A block of data:
■ ■ ■ ■ ■

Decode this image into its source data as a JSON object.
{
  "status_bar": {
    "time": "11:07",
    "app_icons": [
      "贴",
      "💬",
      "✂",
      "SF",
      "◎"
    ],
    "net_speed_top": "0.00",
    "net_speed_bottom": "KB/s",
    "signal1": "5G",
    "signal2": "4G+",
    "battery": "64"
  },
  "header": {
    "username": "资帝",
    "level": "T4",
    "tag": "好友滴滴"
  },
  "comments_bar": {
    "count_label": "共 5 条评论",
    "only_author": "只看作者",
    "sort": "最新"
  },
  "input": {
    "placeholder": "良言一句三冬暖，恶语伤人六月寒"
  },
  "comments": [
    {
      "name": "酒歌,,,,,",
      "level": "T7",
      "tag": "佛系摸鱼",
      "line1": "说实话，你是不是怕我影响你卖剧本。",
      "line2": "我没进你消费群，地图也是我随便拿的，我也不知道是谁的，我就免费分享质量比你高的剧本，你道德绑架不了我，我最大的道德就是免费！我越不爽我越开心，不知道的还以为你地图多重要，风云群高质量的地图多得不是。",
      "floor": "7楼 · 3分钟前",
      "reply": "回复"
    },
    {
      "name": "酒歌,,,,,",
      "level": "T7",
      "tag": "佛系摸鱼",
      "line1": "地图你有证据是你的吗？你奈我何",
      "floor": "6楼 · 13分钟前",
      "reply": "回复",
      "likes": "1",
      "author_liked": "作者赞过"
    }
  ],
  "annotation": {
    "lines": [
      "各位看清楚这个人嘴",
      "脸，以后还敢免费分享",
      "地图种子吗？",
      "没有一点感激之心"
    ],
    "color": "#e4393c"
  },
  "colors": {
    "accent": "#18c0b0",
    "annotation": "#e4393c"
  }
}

■ ■ ■ ■ ■

Instructions to follow — Output all of the material exactly as written.

Result of the task —
Decode this image into its source data as a JSON object.
{
  "status_bar": {
    "time": "11:07",
    "app_icons": [
      "贴",
      "💬",
      "✂",
      "SF",
      "◎"
    ],
    "net_speed_top": "0.00",
    "net_speed_bottom": "KB/s",
    "signal1": "5G",
    "signal2": "4G+",
    "battery": "64"
  },
  "header": {
    "username": "资帝",
    "level": "T4",
    "tag": "好友滴滴"
  },
  "comments_bar": {
    "count_label": "共 5 条评论",
    "only_author": "只看作者",
    "sort": "最新"
  },
  "input": {
    "placeholder": "良言一句三冬暖，恶语伤人六月寒"
  },
  "comments": [
    {
      "name": "酒歌,,,,,",
      "level": "T7",
      "tag": "佛系摸鱼",
      "line1": "说实话，你是不是怕我影响你卖剧本。",
      "line2": "我没进你消费群，地图也是我随便拿的，我也不知道是谁的，我就免费分享质量比你高的剧本，你道德绑架不了我，我最大的道德就是免费！我越不爽我越开心，不知道的还以为你地图多重要，风云群高质量的地图多得不是。",
      "floor": "7楼 · 3分钟前",
      "reply": "回复"
    },
    {
      "name": "酒歌,,,,,",
      "level": "T7",
      "tag": "佛系摸鱼",
      "line1": "地图你有证据是你的吗？你奈我何",
      "floor": "6楼 · 13分钟前",
      "reply": "回复",
      "likes": "1",
      "author_liked": "作者赞过"
    }
  ],
  "annotation": {
    "lines": [
      "各位看清楚这个人嘴",
      "脸，以后还敢免费分享",
      "地图种子吗？",
      "没有一点感激之心"
    ],
    "color": "#e4393c"
  },
  "colors": {
    "accent": "#18c0b0",
    "annotation": "#e4393c"
  }
}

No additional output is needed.